> [What you should do]: Restate the entries below word for word, omitting nothing.

****

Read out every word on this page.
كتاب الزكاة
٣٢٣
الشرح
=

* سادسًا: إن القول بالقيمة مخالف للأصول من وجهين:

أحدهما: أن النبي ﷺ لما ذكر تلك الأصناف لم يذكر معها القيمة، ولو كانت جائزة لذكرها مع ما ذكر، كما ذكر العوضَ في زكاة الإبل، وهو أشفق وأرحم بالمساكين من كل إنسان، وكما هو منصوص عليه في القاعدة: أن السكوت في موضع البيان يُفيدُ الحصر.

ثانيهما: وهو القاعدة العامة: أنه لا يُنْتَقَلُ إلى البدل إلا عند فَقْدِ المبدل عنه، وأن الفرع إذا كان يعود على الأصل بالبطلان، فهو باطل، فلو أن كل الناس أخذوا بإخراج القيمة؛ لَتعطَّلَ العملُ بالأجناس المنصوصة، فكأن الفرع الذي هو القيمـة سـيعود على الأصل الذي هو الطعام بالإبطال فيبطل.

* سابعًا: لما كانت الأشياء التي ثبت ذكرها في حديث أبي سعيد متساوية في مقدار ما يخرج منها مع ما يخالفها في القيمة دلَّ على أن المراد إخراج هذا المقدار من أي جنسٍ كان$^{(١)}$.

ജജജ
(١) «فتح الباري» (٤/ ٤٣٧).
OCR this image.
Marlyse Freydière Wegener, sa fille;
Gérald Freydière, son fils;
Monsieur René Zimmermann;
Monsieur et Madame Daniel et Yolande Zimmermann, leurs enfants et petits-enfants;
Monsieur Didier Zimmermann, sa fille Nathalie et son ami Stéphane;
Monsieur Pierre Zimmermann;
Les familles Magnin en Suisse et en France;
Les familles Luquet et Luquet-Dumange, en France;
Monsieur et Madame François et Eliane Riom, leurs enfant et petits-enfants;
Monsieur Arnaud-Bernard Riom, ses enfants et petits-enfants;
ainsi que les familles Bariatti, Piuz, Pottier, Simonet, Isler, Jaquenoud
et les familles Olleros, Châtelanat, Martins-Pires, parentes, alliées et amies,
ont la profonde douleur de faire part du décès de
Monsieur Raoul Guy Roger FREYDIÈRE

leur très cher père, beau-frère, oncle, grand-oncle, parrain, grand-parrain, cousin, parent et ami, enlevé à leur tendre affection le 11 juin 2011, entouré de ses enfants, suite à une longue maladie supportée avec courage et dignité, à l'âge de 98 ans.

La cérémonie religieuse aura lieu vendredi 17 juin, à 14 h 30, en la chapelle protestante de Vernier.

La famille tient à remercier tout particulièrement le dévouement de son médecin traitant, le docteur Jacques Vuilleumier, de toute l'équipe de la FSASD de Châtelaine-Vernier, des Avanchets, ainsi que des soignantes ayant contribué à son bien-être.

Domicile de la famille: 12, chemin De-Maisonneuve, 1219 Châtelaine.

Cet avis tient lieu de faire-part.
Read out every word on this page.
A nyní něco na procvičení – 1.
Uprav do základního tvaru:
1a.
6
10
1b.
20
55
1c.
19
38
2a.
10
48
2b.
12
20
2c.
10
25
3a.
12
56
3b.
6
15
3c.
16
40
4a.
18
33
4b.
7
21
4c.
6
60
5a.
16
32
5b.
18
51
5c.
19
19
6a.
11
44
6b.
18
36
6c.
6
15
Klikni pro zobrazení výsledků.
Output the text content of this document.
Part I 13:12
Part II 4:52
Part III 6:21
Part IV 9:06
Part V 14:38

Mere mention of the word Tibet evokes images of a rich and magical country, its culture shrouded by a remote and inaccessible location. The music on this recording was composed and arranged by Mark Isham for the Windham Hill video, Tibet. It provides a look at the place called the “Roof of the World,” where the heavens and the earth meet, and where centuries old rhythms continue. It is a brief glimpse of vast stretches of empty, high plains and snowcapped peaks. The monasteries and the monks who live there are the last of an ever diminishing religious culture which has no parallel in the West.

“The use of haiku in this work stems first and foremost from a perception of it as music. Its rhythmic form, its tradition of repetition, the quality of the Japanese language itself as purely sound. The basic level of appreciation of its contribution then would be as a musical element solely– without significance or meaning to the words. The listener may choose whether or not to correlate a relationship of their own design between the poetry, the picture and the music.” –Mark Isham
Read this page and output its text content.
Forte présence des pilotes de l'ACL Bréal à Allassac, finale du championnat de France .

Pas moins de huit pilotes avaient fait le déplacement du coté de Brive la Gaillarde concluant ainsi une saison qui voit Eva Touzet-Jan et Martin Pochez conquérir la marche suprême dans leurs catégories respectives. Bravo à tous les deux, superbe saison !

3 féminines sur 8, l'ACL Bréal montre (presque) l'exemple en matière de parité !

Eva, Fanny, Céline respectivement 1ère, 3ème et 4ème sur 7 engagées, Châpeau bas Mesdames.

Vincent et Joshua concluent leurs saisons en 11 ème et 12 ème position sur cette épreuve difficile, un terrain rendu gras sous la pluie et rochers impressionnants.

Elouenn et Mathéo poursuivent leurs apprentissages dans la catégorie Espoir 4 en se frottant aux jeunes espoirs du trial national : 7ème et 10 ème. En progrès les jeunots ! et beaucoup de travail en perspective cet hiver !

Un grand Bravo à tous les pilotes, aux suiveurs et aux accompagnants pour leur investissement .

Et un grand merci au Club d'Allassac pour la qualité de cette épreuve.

****

> [Response to this exercise]:
Read out every word on this page.
كتاب الزكاة
٣٢٣
الشرح
=

* سادسًا: إن القول بالقيمة مخالف للأصول من وجهين:

أحدهما: أن النبي ﷺ لما ذكر تلك الأصناف لم يذكر معها القيمة، ولو كانت جائزة لذكرها مع ما ذكر، كما ذكر العوضَ في زكاة الإبل، وهو أشفق وأرحم بالمساكين من كل إنسان، وكما هو منصوص عليه في القاعدة: أن السكوت في موضع البيان يُفيدُ الحصر.

ثانيهما: وهو القاعدة العامة: أنه لا يُنْتَقَلُ إلى البدل إلا عند فَقْدِ المبدل عنه، وأن الفرع إذا كان يعود على الأصل بالبطلان، فهو باطل، فلو أن كل الناس أخذوا بإخراج القيمة؛ لَتعطَّلَ العملُ بالأجناس المنصوصة، فكأن الفرع الذي هو القيمـة سـيعود على الأصل الذي هو الطعام بالإبطال فيبطل.

* سابعًا: لما كانت الأشياء التي ثبت ذكرها في حديث أبي سعيد متساوية في مقدار ما يخرج منها مع ما يخالفها في القيمة دلَّ على أن المراد إخراج هذا المقدار من أي جنسٍ كان$^{(١)}$.

ജജജ
(١) «فتح الباري» (٤/ ٤٣٧).
OCR this image.
Marlyse Freydière Wegener, sa fille;
Gérald Freydière, son fils;
Monsieur René Zimmermann;
Monsieur et Madame Daniel et Yolande Zimmermann, leurs enfants et petits-enfants;
Monsieur Didier Zimmermann, sa fille Nathalie et son ami Stéphane;
Monsieur Pierre Zimmermann;
Les familles Magnin en Suisse et en France;
Les familles Luquet et Luquet-Dumange, en France;
Monsieur et Madame François et Eliane Riom, leurs enfant et petits-enfants;
Monsieur Arnaud-Bernard Riom, ses enfants et petits-enfants;
ainsi que les familles Bariatti, Piuz, Pottier, Simonet, Isler, Jaquenoud
et les familles Olleros, Châtelanat, Martins-Pires, parentes, alliées et amies,
ont la profonde douleur de faire part du décès de
Monsieur Raoul Guy Roger FREYDIÈRE

leur très cher père, beau-frère, oncle, grand-oncle, parrain, grand-parrain, cousin, parent et ami, enlevé à leur tendre affection le 11 juin 2011, entouré de ses enfants, suite à une longue maladie supportée avec courage et dignité, à l'âge de 98 ans.

La cérémonie religieuse aura lieu vendredi 17 juin, à 14 h 30, en la chapelle protestante de Vernier.

La famille tient à remercier tout particulièrement le dévouement de son médecin traitant, le docteur Jacques Vuilleumier, de toute l'équipe de la FSASD de Châtelaine-Vernier, des Avanchets, ainsi que des soignantes ayant contribué à son bien-être.

Domicile de la famille: 12, chemin De-Maisonneuve, 1219 Châtelaine.

Cet avis tient lieu de faire-part.
Read out every word on this page.
A nyní něco na procvičení – 1.
Uprav do základního tvaru:
1a.
6
10
1b.
20
55
1c.
19
38
2a.
10
48
2b.
12
20
2c.
10
25
3a.
12
56
3b.
6
15
3c.
16
40
4a.
18
33
4b.
7
21
4c.
6
60
5a.
16
32
5b.
18
51
5c.
19
19
6a.
11
44
6b.
18
36
6c.
6
15
Klikni pro zobrazení výsledků.
Output the text content of this document.
Part I 13:12
Part II 4:52
Part III 6:21
Part IV 9:06
Part V 14:38

Mere mention of the word Tibet evokes images of a rich and magical country, its culture shrouded by a remote and inaccessible location. The music on this recording was composed and arranged by Mark Isham for the Windham Hill video, Tibet. It provides a look at the place called the “Roof of the World,” where the heavens and the earth meet, and where centuries old rhythms continue. It is a brief glimpse of vast stretches of empty, high plains and snowcapped peaks. The monasteries and the monks who live there are the last of an ever diminishing religious culture which has no parallel in the West.

“The use of haiku in this work stems first and foremost from a perception of it as music. Its rhythmic form, its tradition of repetition, the quality of the Japanese language itself as purely sound. The basic level of appreciation of its contribution then would be as a musical element solely– without significance or meaning to the words. The listener may choose whether or not to correlate a relationship of their own design between the poetry, the picture and the music.” –Mark Isham
Read this page and output its text content.
Forte présence des pilotes de l'ACL Bréal à Allassac, finale du championnat de France .

Pas moins de huit pilotes avaient fait le déplacement du coté de Brive la Gaillarde concluant ainsi une saison qui voit Eva Touzet-Jan et Martin Pochez conquérir la marche suprême dans leurs catégories respectives. Bravo à tous les deux, superbe saison !

3 féminines sur 8, l'ACL Bréal montre (presque) l'exemple en matière de parité !

Eva, Fanny, Céline respectivement 1ère, 3ème et 4ème sur 7 engagées, Châpeau bas Mesdames.

Vincent et Joshua concluent leurs saisons en 11 ème et 12 ème position sur cette épreuve difficile, un terrain rendu gras sous la pluie et rochers impressionnants.

Elouenn et Mathéo poursuivent leurs apprentissages dans la catégorie Espoir 4 en se frottant aux jeunes espoirs du trial national : 7ème et 10 ème. En progrès les jeunots ! et beaucoup de travail en perspective cet hiver !

Un grand Bravo à tous les pilotes, aux suiveurs et aux accompagnants pour leur investissement .

Et un grand merci au Club d'Allassac pour la qualité de cette épreuve.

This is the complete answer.